──────── Recorded data

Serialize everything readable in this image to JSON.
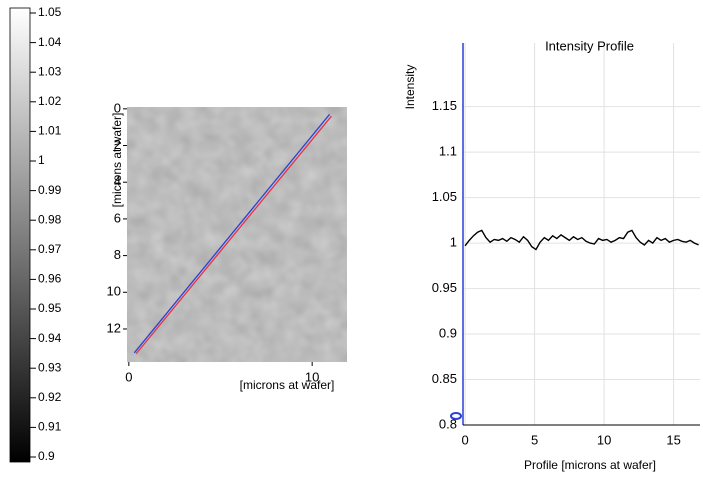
{
  "chart_data": [
    {
      "type": "colorbar",
      "ylim": [
        0.9,
        1.05
      ],
      "yticks": [
        1.05,
        1.04,
        1.03,
        1.02,
        1.01,
        1,
        0.99,
        0.98,
        0.97,
        0.96,
        0.95,
        0.94,
        0.93,
        0.92,
        0.91,
        0.9
      ]
    },
    {
      "type": "image",
      "xlabel": "[microns at wafer]",
      "ylabel": "[microns at wafer]",
      "xlim": [
        -0.1,
        11.9
      ],
      "ylim": [
        13.8,
        -0.1
      ],
      "xticks": [
        0,
        10
      ],
      "yticks": [
        0,
        2,
        4,
        6,
        8,
        10,
        12
      ],
      "lines": [
        {
          "color": "#e8304a",
          "x": [
            0.4,
            11.05
          ],
          "values": [
            13.35,
            0.4
          ]
        },
        {
          "color": "#2a3fd6",
          "x": [
            0.3,
            10.95
          ],
          "values": [
            13.3,
            0.3
          ]
        }
      ]
    },
    {
      "type": "line",
      "title": "Intensity Profile",
      "xlabel": "Profile  [microns at wafer]",
      "ylabel": "Intensity",
      "xlim": [
        -0.15,
        16.9
      ],
      "ylim": [
        0.8,
        1.22
      ],
      "xticks": [
        0,
        5,
        10,
        15
      ],
      "yticks": [
        0.8,
        0.85,
        0.9,
        0.95,
        1,
        1.05,
        1.1,
        1.15
      ],
      "grid": true,
      "series": [
        {
          "color": "#000000",
          "x": [
            0,
            0.3,
            0.6,
            0.9,
            1.2,
            1.5,
            1.8,
            2.1,
            2.4,
            2.7,
            3,
            3.3,
            3.6,
            3.9,
            4.2,
            4.5,
            4.8,
            5.1,
            5.4,
            5.7,
            6,
            6.3,
            6.6,
            6.9,
            7.2,
            7.5,
            7.8,
            8.1,
            8.4,
            8.7,
            9,
            9.3,
            9.6,
            9.9,
            10.2,
            10.5,
            10.8,
            11.1,
            11.4,
            11.7,
            12,
            12.3,
            12.6,
            12.9,
            13.2,
            13.5,
            13.8,
            14.1,
            14.4,
            14.7,
            15,
            15.3,
            15.6,
            15.9,
            16.2,
            16.5,
            16.8
          ],
          "values": [
            0.997,
            1.003,
            1.008,
            1.012,
            1.014,
            1.006,
            1.001,
            1.004,
            1.003,
            1.005,
            1.002,
            1.006,
            1.004,
            1.001,
            1.007,
            1.003,
            0.996,
            0.993,
            1.001,
            1.006,
            1.003,
            1.008,
            1.005,
            1.009,
            1.006,
            1.003,
            1.007,
            1.004,
            1.006,
            1.002,
            1.0,
            0.999,
            1.005,
            1.003,
            1.004,
            1.001,
            1.003,
            1.006,
            1.005,
            1.012,
            1.014,
            1.006,
            1.001,
            0.998,
            1.003,
            1.0,
            1.006,
            1.003,
            1.005,
            1.001,
            1.003,
            1.004,
            1.002,
            1.001,
            1.003,
            1.0,
            0.998
          ]
        }
      ]
    }
  ]
}
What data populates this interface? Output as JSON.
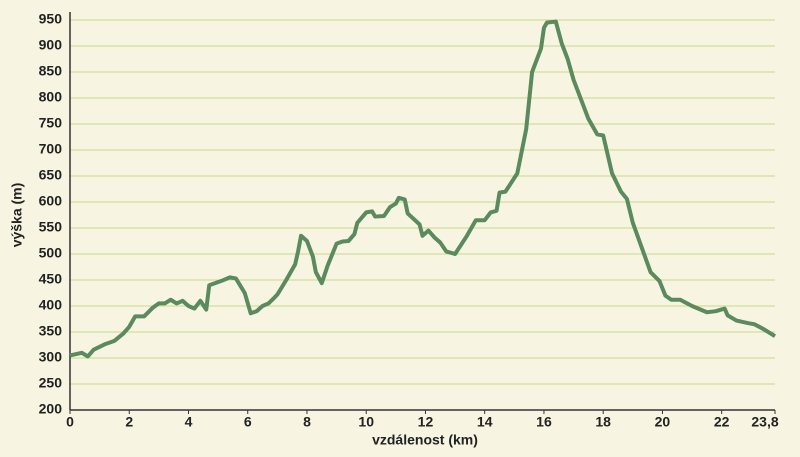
{
  "chart_data": {
    "type": "line",
    "xlabel": "vzdálenost (km)",
    "ylabel": "výška (m)",
    "x": [
      0,
      0.4,
      0.6,
      0.8,
      1.2,
      1.5,
      1.8,
      2.0,
      2.2,
      2.5,
      2.8,
      3.0,
      3.2,
      3.4,
      3.6,
      3.8,
      4.0,
      4.2,
      4.4,
      4.6,
      4.7,
      5.1,
      5.4,
      5.6,
      5.9,
      6.1,
      6.3,
      6.5,
      6.7,
      6.9,
      7.0,
      7.3,
      7.6,
      7.7,
      7.8,
      8.0,
      8.2,
      8.3,
      8.5,
      8.7,
      9.0,
      9.2,
      9.4,
      9.6,
      9.7,
      10.0,
      10.2,
      10.3,
      10.6,
      10.8,
      11.0,
      11.1,
      11.3,
      11.4,
      11.8,
      11.9,
      12.1,
      12.3,
      12.5,
      12.7,
      13.0,
      13.4,
      13.7,
      14.0,
      14.2,
      14.4,
      14.5,
      14.7,
      15.1,
      15.4,
      15.6,
      15.9,
      16.0,
      16.1,
      16.4,
      16.6,
      16.8,
      17.0,
      17.3,
      17.5,
      17.8,
      18.0,
      18.3,
      18.6,
      18.8,
      19.0,
      19.6,
      19.9,
      20.1,
      20.3,
      20.6,
      21.0,
      21.5,
      21.8,
      22.1,
      22.2,
      22.5,
      22.9,
      23.1,
      23.4,
      23.8
    ],
    "series": [
      {
        "name": "výška",
        "color": "#5b8a5e",
        "values": [
          305,
          310,
          303,
          316,
          327,
          333,
          347,
          360,
          380,
          380,
          397,
          405,
          405,
          412,
          405,
          410,
          400,
          395,
          410,
          393,
          440,
          448,
          455,
          453,
          425,
          386,
          390,
          400,
          405,
          416,
          422,
          450,
          480,
          505,
          535,
          525,
          495,
          465,
          444,
          478,
          520,
          524,
          525,
          538,
          560,
          580,
          582,
          572,
          573,
          590,
          597,
          608,
          605,
          578,
          557,
          535,
          545,
          532,
          522,
          505,
          500,
          535,
          565,
          565,
          580,
          583,
          618,
          620,
          655,
          740,
          850,
          895,
          935,
          945,
          947,
          905,
          875,
          835,
          790,
          760,
          730,
          728,
          655,
          620,
          606,
          560,
          465,
          448,
          420,
          412,
          412,
          400,
          388,
          390,
          395,
          382,
          372,
          367,
          365,
          356,
          342
        ]
      }
    ],
    "xlim": [
      0,
      23.8
    ],
    "xticks": [
      0,
      2,
      4,
      6,
      8,
      10,
      12,
      14,
      16,
      18,
      20,
      22,
      {
        "value": 23.8,
        "label": "23,8"
      }
    ],
    "ylim": [
      200,
      950
    ],
    "yticks": [
      200,
      250,
      300,
      350,
      400,
      450,
      500,
      550,
      600,
      650,
      700,
      750,
      800,
      850,
      900,
      950
    ],
    "grid": true
  }
}
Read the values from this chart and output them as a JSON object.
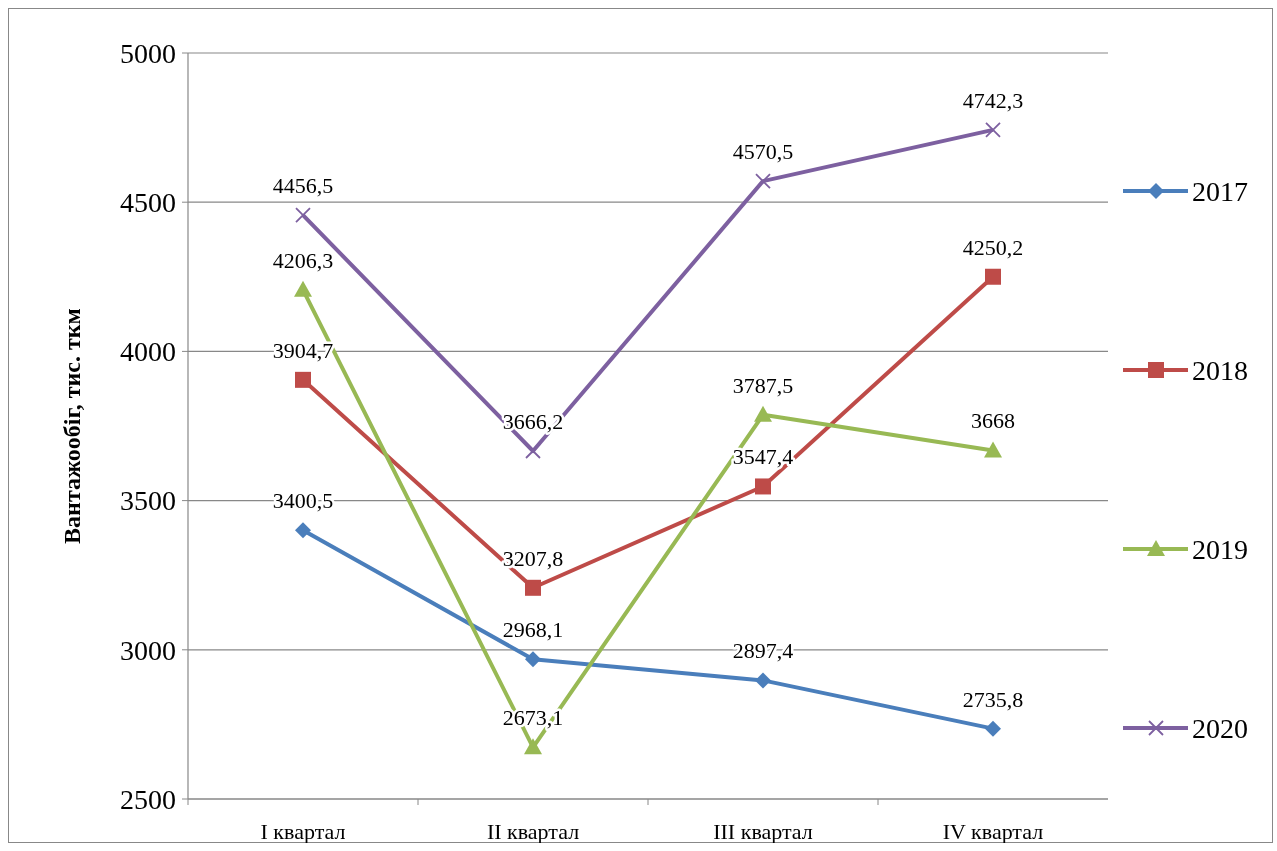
{
  "chart_data": {
    "type": "line",
    "ylabel": "Вантажообіг, тис. ткм",
    "categories": [
      "I квартал",
      "II квартал",
      "III квартал",
      "IV квартал"
    ],
    "ylim": [
      2500,
      5000
    ],
    "yticks": [
      2500,
      3000,
      3500,
      4000,
      4500,
      5000
    ],
    "grid": "y",
    "legend": "right",
    "series": [
      {
        "name": "2017",
        "color": "#4a7ebb",
        "marker": "diamond",
        "values": [
          3400.5,
          2968.1,
          2897.4,
          2735.8
        ],
        "value_labels": [
          "3400,5",
          "2968,1",
          "2897,4",
          "2735,8"
        ]
      },
      {
        "name": "2018",
        "color": "#be4b48",
        "marker": "square",
        "values": [
          3904.7,
          3207.8,
          3547.4,
          4250.2
        ],
        "value_labels": [
          "3904,7",
          "3207,8",
          "3547,4",
          "4250,2"
        ]
      },
      {
        "name": "2019",
        "color": "#98b954",
        "marker": "triangle",
        "values": [
          4206.3,
          2673.1,
          3787.5,
          3668
        ],
        "value_labels": [
          "4206,3",
          "2673,1",
          "3787,5",
          "3668"
        ]
      },
      {
        "name": "2020",
        "color": "#7d60a0",
        "marker": "cross",
        "values": [
          4456.5,
          3666.2,
          4570.5,
          4742.3
        ],
        "value_labels": [
          "4456,5",
          "3666,2",
          "4570,5",
          "4742,3"
        ]
      }
    ]
  }
}
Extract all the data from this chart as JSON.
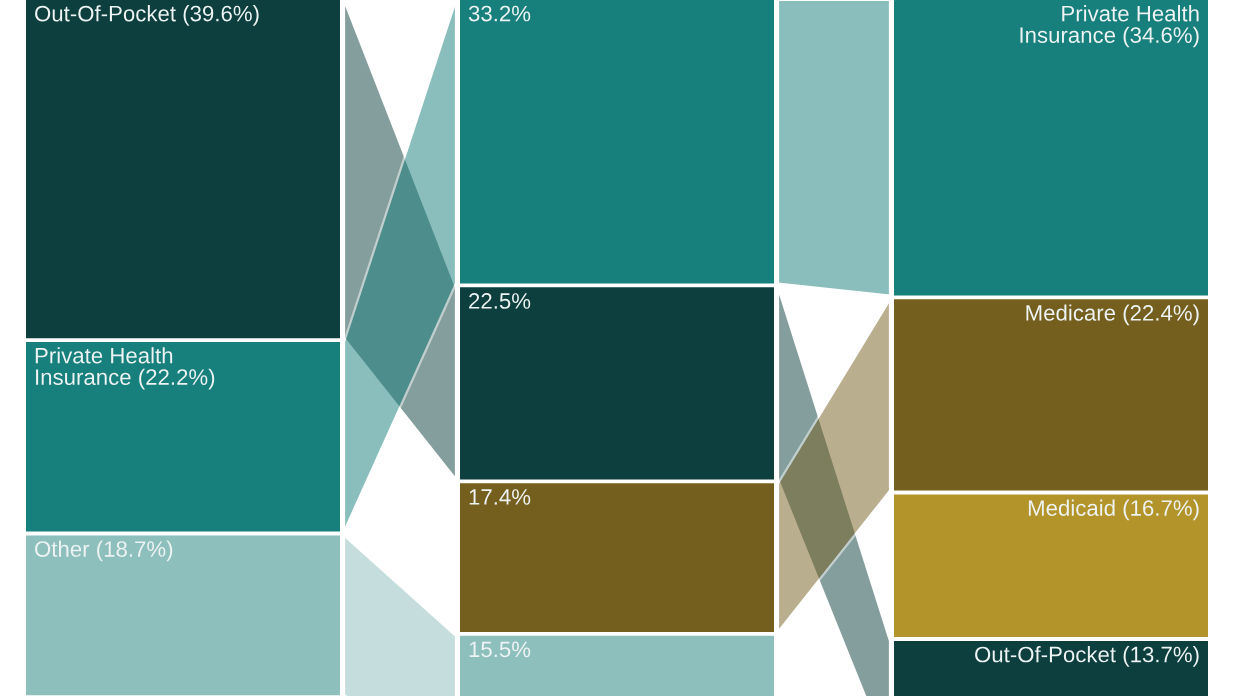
{
  "chart_data": [
    {
      "type": "other",
      "data_labels": true,
      "values": [
        39.6,
        22.2,
        18.7
      ],
      "colors": [
        "#0c3f3d",
        "#177f7c",
        "#8dbfbd"
      ],
      "value_labels": [
        "Out-Of-Pocket (39.6%)",
        "Private Health\nInsurance (22.2%)",
        "Other (18.7%)"
      ]
    },
    {
      "type": "other",
      "data_labels": true,
      "values": [
        33.2,
        22.5,
        17.4,
        15.5
      ],
      "colors": [
        "#177f7c",
        "#0c3f3d",
        "#755f1e",
        "#8dbfbd"
      ],
      "value_labels": [
        "33.2%",
        "22.5%",
        "17.4%",
        "15.5%"
      ]
    },
    {
      "type": "other",
      "data_labels": true,
      "values": [
        34.6,
        22.4,
        16.7,
        13.7
      ],
      "colors": [
        "#177f7c",
        "#755f1e",
        "#b3942a",
        "#0c3f3d"
      ],
      "value_labels": [
        "Private Health\nInsurance (34.6%)",
        "Medicare (22.4%)",
        "Medicaid (16.7%)",
        "Out-Of-Pocket (13.7%)"
      ]
    }
  ]
}
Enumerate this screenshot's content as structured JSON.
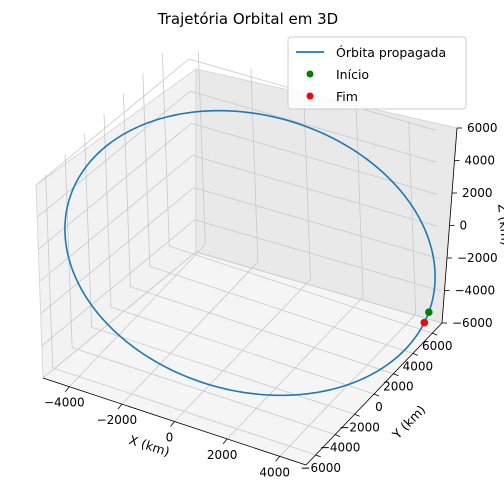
{
  "chart_data": {
    "type": "line3d",
    "title": "Trajetória Orbital em 3D",
    "xlabel": "X (km)",
    "ylabel": "Y (km)",
    "zlabel": "Z (km)",
    "xlim": [
      -5000,
      5000
    ],
    "ylim": [
      -7000,
      7000
    ],
    "zlim": [
      -6000,
      6000
    ],
    "x_ticks": [
      -4000,
      -2000,
      0,
      2000,
      4000
    ],
    "y_ticks": [
      -6000,
      -4000,
      -2000,
      0,
      2000,
      4000,
      6000
    ],
    "z_ticks": [
      -6000,
      -4000,
      -2000,
      0,
      2000,
      4000,
      6000
    ],
    "x_tick_labels": [
      "−4000",
      "−2000",
      "0",
      "2000",
      "4000"
    ],
    "y_tick_labels": [
      "−6000",
      "−4000",
      "−2000",
      "0",
      "2000",
      "4000",
      "6000"
    ],
    "z_tick_labels": [
      "−6000",
      "−4000",
      "−2000",
      "0",
      "2000",
      "4000",
      "6000"
    ],
    "grid": true,
    "legend_position": "top-right",
    "series": [
      {
        "name": "Órbita propagada",
        "kind": "line",
        "color": "#1f77b4",
        "orbit": {
          "radius_km": 6800,
          "inclination_deg": 51.6,
          "raan_deg": 0,
          "closed": true
        }
      },
      {
        "name": "Início",
        "kind": "point",
        "color": "#008000",
        "x": 6800,
        "y": 0,
        "z": 0
      },
      {
        "name": "Fim",
        "kind": "point",
        "color": "#ff0000",
        "x": 6777,
        "y": -348,
        "z": -439
      }
    ]
  }
}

────────────────

▶ Objective
Look through the entries above. Extract each line with the word "wafer".

▶ Answer to this exercise
      "xlabel": "[microns at wafer]",
      "ylabel": "[microns at wafer]",
      "xlabel": "Profile  [microns at wafer]",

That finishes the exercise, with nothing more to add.